[[ SUPPLIED PASSAGE, beginning ]]

Shortly after, Lamborghini cancelled the posts with Battaglia’s photographs that were ruthlessly critiqued by Carlo Ramo on the Mattino di Sicilia.

“Letizia Battaglia has never been a car enthusiast (I don’t think she has a driver’s license) and has never been used to shooting ‘posed’ portraits, landscape or color photography. And it shows.”
Personally, I find these photos dull and very ordinary. If they’d been shot by an unknown photographer no one would have ever published them. Evidently, in the chaotic times in which we live, the quality of the work no longer matters, all that counts is the name of the author. And what is even more absurd is that a woman who has always been ‘anti-system’ as she has, has agreed to participate in this marketing scheme.
Clearly, this appears to be a case that agrees with the following statement written by Oscar Wilde in his The Picture of Dorian Grey: ‘There is only one thing in the world worse than being talked about, and that is not being talked about.’”
And Ramo continues: “Hopefully no one will try to tell us that these photos enhance the city of Palermo.” And he adds, “My only hope is that the young girls who had their image exploited for commercial reasons received adequate compensation.”
Commenting on Facebook, Francesco Carlo doesn’t mince his words: “When will you realize that some photographers who are extremely successful in their particular fields might not be able to obtain the same results in other fields? It’s not enough to hire a big name to get good photographs.”

[[ SUPPLIED PASSAGE, end ]]

### EXERCISE SET:
A) Sum up the passage on the Lamborghini photo dispute in two sentences.
B) In the passage on the Lamborghini photo dispute, list every kind of photography that Ramo says Battaglia has never been used to shooting.
C) Pick up the passage on the Lamborghini photo dispute after its last sentence and keep it going.

[[ MATERIAL PROVIDED, beginning ]]

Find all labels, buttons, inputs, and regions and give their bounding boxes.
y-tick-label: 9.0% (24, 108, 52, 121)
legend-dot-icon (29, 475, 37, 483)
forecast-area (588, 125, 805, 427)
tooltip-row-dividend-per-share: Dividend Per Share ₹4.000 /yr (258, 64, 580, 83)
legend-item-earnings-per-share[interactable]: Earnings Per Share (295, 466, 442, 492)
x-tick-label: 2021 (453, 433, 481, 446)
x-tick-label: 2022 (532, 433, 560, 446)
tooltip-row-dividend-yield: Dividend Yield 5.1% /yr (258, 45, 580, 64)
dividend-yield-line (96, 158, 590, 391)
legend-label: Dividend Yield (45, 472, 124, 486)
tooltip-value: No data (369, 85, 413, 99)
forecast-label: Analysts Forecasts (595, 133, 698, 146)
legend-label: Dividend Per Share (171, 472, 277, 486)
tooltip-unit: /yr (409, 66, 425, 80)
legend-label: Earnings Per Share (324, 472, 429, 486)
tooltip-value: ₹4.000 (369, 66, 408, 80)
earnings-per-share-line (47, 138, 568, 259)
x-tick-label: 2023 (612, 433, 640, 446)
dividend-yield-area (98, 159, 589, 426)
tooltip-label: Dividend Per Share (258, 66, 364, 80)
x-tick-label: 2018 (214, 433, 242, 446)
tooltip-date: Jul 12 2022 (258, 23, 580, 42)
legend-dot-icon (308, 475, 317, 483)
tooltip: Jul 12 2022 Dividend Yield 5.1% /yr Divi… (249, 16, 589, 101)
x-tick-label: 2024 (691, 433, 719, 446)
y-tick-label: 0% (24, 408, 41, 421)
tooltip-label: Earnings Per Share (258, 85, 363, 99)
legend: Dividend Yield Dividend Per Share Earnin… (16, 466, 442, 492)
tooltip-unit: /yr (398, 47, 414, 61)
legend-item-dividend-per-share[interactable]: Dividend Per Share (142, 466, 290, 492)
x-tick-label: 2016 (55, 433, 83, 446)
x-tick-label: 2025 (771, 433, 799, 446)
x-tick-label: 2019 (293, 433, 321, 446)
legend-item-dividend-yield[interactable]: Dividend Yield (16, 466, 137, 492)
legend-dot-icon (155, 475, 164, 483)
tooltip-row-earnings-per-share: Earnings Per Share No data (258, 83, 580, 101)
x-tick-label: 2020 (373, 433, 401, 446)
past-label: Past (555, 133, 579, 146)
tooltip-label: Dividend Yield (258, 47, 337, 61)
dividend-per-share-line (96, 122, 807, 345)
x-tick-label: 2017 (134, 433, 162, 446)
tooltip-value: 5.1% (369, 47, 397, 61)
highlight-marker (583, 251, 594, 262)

[[ MATERIAL PROVIDED, end ]]

### ANSWERS TO THE PROBLEMS:
A) Lamborghini cancelled posts featuring Letizia Battaglia's photographs after Carlo Ramo harshly critiqued them in the Mattino di Sicilia, calling them dull and ordinary and saying she had agreed to take part in a marketing scheme. On Facebook, Francesco Carlo added that success in one field of photography doesn't guarantee the same results in another, and that hiring a big name isn't enough to get good photographs.

B)
- "Posed" portraits
- Landscape photography
- Color photography

C)
Having begun my journalistic career as a news photographer for the Paris-based agency Sygma, and having worked in this capacity for many important media, I feel qualified to say that this time Letizia Battaglia did not live up to her fame. Aside from the fact that anyone could have shot the same kind of boring photos, pairing the little girls with a Lamborghini – even if one doesn’t consider it to be in bad taste – has no connection with the slogan “With Italy, for Italy.”
Quoting Fantozzi, the best known character played by Italian comedian Paolo Villaggio in the film Il secondo tragico Fantozzi, about Sergej Michajlovič Eisenstein’s The Battleship Potemkin, one could say that these photos are “a piece of shit.”
In consideration that anyone can make a mistake or sometimes fail to realize their potential – it’s sufficient to consider the terrible short film recently made by director Gabriele Muccino for the region of Calabria that was an unmitigated flop – it’s true that even if Letizia Battaglia were never to shoot another picture, we could always remember her for her fantastic black and white photographs of Palermo and the fight against the Mafia.
But please spare us any more bullshit about these photos for Lamborghini.